» **Activity 1**:
Please answer these from the abstract on suicide prevention in nineteenth-century asylums:
(a) In what month and year was Henry W. admitted to the Bethlem Royal Hospital?
(b) From around what year did most institutions in England and Wales follow a strict policy of non-restraint?
(c) When did mechanical restraint begin to return to the wards?
» **Activity 2**: Write the next part of the abstract on suicide prevention in nineteenth-century asylums, starting after its final sentence.

Research Fellow, Queen Mary University of London and RCN Events and Exhibition Manager
Abstract
“Under the constant charge of a special attendant”: Managing suicidal behaviour in the era of non-restraint, 1850 – 1890
In May 1865, a middle-aged clerk named Henry W. was admitted to the Bethlem Royal Hospital. Henry was suffering from melancholia and, a few days before his admission, had attempted to cut his throat. About half an hour after admission, the case book explains, he “suddenly without any previous warning tore off the plaister over the wound and disclosed a deep and long incision extending from the ear to the centre of the throat”. The wound was sutured and covered, and a special watch arranged. Despite this, just two days later, Henry W. managed to tear the wound open again. After this, it was made sure that “an attendant on either side never leaves hold of his hands.”
Thirty years earlier, Henry W. would probably have been restrained to prevent his self-injurious behaviour. From around 1850, however, the vast majority of institutions in England and Wales followed a strict policy of non-restraint. No straitjackets, straps, cuffs or other mechanical devices were permitted on the wards. For some patients this meant increased freedom. For others, like Henry W., the nursing staff instead became their restraint.
While this constant handholding was undoubtedly unpleasant for Henry W. and patients like him, in this talk I instead want to explore the impact of such procedures on the nursing staff who carried them out. I begin by outlining the responsibilities and requirements for suicide prevention placed on male and female attendants in English asylums in the second half of the nineteenth century. Poorly paid and largely untrained attendants were charged with maintaining the therapeutic domestic environment – even carving the Sunday roast on the ward – while nonetheless preventing harm to patients. They could be summarily suspended, and even discharged, if a patient in their care managed to injure themselves.
Middle-class doctors held quite negative attitudes towards working-class attendants, often assuming that patient injury was evidence of a neglect of duty, despite admitting that it was never possible to protect against self-injury entirely. I go on to explore how these class-based attitudes became increasingly apparent as mechanical restraint began to return to the wards in the late 1880s. Restraint garments were necessary, some doctors claimed, to protect suicidal and self-harming patients from their violent and unrefined nurses as well as from themselves. Others disagreed and saw the return of restraint as a response to the dangerous understaffing of psychiatric wards. I conclude by explaining what we can learn from a better understanding of this era of suicide prevention in nursing, and a more nuanced look at the non-restraint period as a whole.

» **Dataset content**:
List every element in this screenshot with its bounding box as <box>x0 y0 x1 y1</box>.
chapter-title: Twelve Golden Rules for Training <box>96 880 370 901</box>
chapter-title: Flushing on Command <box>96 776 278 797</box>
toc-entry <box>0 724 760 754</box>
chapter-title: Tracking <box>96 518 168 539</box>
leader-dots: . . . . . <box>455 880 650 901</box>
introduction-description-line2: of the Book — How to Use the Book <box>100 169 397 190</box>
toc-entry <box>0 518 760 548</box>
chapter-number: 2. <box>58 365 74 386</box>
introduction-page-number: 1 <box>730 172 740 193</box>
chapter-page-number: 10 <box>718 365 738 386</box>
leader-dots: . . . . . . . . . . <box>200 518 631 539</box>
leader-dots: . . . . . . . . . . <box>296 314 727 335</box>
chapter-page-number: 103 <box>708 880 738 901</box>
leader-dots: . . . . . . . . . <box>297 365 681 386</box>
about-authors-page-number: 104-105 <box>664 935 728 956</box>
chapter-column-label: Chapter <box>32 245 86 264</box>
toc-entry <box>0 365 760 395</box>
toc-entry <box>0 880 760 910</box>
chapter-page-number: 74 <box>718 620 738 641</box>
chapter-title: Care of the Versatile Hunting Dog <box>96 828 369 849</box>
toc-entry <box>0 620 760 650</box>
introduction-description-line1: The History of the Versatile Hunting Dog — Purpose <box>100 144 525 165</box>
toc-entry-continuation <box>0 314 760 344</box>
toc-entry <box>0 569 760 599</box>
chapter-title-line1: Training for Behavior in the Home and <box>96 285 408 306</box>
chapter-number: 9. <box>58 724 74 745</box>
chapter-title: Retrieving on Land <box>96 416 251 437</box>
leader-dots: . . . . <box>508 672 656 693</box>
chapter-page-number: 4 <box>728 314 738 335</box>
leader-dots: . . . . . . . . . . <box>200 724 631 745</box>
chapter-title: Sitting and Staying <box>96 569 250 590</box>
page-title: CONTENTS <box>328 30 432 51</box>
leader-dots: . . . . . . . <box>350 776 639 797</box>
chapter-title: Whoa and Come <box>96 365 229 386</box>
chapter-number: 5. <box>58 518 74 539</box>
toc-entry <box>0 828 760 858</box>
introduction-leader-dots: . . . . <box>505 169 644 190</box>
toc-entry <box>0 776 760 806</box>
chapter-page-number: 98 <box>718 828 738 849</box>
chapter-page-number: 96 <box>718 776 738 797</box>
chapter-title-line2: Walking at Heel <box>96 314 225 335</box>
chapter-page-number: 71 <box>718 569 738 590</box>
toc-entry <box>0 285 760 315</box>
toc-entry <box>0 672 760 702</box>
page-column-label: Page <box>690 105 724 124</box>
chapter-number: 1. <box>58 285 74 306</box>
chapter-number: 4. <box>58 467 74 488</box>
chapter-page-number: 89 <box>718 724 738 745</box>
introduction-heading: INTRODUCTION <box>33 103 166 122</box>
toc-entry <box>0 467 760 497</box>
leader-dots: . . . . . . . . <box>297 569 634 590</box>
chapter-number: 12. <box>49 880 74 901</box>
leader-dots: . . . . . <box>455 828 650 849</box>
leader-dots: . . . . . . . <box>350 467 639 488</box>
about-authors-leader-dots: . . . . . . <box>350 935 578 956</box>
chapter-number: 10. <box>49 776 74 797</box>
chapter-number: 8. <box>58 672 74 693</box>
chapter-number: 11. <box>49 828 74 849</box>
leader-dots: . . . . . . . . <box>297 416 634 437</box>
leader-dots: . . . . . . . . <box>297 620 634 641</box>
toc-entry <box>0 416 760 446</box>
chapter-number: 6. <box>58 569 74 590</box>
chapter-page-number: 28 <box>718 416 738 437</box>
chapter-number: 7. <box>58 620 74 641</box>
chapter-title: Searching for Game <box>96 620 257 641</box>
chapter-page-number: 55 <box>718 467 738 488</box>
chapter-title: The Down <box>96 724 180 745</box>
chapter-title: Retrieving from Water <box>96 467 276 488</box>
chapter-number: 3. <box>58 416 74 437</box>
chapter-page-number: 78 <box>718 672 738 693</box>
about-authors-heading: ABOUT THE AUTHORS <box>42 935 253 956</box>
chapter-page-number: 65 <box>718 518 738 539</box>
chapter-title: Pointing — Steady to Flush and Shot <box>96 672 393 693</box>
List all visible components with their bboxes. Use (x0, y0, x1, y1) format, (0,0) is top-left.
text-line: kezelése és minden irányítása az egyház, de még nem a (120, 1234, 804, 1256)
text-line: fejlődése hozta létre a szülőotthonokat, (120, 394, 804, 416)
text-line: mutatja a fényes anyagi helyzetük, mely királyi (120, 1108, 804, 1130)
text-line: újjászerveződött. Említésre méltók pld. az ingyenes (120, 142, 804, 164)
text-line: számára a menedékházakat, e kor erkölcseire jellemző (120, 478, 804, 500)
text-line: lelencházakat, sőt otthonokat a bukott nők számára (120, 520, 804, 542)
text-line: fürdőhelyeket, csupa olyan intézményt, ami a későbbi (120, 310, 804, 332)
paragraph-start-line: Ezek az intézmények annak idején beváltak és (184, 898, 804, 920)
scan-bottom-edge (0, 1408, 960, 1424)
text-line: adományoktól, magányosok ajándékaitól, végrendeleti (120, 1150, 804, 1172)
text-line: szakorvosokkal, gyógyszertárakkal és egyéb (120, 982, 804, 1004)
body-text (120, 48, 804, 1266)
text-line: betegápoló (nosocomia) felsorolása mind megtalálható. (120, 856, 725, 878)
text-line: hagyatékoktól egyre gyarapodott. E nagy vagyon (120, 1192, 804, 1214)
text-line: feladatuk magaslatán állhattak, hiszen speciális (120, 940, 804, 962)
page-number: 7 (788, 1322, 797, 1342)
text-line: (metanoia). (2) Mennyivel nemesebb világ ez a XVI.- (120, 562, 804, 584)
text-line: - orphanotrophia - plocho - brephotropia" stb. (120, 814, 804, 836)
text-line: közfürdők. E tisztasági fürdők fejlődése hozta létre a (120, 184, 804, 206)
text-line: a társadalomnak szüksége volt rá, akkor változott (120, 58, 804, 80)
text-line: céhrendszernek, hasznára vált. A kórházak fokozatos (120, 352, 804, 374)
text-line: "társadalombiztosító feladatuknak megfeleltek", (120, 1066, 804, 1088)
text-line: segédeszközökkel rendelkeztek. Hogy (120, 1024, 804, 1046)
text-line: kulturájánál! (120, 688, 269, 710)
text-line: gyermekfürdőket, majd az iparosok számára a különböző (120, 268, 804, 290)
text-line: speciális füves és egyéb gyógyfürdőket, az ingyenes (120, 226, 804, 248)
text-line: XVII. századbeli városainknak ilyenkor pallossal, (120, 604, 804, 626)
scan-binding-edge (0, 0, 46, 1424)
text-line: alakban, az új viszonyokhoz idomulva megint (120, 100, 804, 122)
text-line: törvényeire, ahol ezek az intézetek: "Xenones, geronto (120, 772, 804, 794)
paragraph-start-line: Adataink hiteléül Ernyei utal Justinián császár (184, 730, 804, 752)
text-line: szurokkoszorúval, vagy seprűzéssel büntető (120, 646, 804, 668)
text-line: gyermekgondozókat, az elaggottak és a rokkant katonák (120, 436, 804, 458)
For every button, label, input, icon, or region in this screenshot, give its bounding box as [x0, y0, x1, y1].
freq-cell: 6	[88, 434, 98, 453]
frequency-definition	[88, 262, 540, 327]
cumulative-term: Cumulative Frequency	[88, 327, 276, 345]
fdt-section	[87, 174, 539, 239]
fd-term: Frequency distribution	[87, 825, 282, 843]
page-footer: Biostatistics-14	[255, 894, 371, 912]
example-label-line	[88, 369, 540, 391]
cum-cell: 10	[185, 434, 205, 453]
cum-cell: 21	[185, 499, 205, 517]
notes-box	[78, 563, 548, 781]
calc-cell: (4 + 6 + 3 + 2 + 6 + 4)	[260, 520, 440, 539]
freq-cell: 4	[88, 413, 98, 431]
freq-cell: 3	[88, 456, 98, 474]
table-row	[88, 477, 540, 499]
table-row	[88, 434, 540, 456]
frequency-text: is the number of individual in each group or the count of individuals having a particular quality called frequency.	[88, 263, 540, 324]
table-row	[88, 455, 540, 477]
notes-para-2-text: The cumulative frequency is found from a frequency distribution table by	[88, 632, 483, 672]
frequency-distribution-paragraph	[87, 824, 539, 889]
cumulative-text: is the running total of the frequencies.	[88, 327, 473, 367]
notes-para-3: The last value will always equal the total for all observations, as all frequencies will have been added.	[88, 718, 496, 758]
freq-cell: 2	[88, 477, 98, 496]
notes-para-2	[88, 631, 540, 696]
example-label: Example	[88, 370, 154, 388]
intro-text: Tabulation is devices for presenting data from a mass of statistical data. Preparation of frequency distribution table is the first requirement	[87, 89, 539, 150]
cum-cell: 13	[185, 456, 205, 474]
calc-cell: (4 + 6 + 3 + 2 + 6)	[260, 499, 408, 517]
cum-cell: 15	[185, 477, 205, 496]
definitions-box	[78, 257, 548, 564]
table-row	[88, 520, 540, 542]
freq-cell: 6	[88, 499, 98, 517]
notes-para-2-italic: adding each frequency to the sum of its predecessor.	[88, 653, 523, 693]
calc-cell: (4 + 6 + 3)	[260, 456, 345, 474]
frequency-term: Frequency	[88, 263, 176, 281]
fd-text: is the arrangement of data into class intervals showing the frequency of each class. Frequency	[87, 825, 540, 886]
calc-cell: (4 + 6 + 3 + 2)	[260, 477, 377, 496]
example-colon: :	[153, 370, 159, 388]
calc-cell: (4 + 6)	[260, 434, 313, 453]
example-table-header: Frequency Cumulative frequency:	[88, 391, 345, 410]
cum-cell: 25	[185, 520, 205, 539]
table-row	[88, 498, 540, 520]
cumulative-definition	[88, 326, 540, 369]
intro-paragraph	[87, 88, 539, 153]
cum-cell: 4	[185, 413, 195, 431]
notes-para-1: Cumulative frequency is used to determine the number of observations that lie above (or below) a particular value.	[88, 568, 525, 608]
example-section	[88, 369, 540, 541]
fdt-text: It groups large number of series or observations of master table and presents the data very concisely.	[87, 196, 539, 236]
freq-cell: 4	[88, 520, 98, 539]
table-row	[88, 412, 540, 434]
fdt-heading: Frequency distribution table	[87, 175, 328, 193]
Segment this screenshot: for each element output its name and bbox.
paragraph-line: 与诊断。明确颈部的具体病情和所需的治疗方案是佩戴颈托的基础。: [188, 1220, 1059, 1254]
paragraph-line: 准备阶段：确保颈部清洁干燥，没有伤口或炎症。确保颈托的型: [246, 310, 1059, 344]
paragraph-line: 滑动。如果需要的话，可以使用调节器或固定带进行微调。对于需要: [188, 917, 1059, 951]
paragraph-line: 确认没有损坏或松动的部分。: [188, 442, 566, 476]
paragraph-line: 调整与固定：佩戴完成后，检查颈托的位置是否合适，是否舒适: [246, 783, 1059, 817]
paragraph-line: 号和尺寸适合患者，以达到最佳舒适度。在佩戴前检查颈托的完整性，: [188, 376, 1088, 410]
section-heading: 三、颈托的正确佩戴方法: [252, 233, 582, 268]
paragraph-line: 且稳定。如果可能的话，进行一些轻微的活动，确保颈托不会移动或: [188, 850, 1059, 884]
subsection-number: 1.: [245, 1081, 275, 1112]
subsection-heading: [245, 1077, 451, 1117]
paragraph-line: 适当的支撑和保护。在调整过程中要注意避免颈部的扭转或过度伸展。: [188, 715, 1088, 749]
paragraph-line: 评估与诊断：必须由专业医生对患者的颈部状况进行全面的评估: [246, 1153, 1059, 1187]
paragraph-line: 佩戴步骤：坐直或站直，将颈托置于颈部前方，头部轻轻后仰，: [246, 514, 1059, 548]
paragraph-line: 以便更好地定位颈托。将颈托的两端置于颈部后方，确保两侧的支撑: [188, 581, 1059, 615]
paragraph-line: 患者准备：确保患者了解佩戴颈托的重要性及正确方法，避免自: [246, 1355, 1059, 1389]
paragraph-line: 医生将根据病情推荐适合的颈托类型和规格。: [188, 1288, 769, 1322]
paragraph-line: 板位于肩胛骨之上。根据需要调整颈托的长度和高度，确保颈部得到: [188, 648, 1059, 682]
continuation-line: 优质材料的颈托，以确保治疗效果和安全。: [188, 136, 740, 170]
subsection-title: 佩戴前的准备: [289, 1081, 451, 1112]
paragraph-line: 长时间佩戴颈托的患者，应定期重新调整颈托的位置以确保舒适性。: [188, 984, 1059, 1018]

» **Final answer 1**:
(a) May 1865
(b) Around 1850
(c) In the late 1880s

» **Final answer 2**:
Biography
Dr Sarah Chaney is a post-doctoral researcher in the Centre for the History of the Emotions, Queen Mary University of London, and Events and Exhibitions Manager at the Royal College of Nursing. Her PhD thesis explored self-injury in Victorian asylum psychiatry, and was expanded into the monograph Psyche on the Skin: A History of Self-Harm (2017), detailing the history of self-injury from the Victorian era to the present day. She is currently researching the history of emotions and nursing in the early twentieth century. Her new book, AM I NORMAL? The 200-year search for Normal People (and why they don’t exist) is due out with Wellcome Collection in 2022.
Selected publications
- Chaney, S. Psyche on the Skin: A History of Self-Harm, (London: Reaktion Books, 2017)
- Chaney, S. “In Search of Sympathy: Stereotypes and Stiff Upper Lips in Inter-war Nursing” in Sexpots and Saints: Essays on the Media History of Nurses and Nursing, ed. Harmes et. al. (Jefferson: McFarland, in press 2022)
- Chaney, S. “Psychiatry’s material culture: the symbolic power of the straitjacket” in Sources in the History of Psychiatry from 1800 to the present, eds. Millard, C. and Wallis, J. (Abingdon: Routledge, in press 2021)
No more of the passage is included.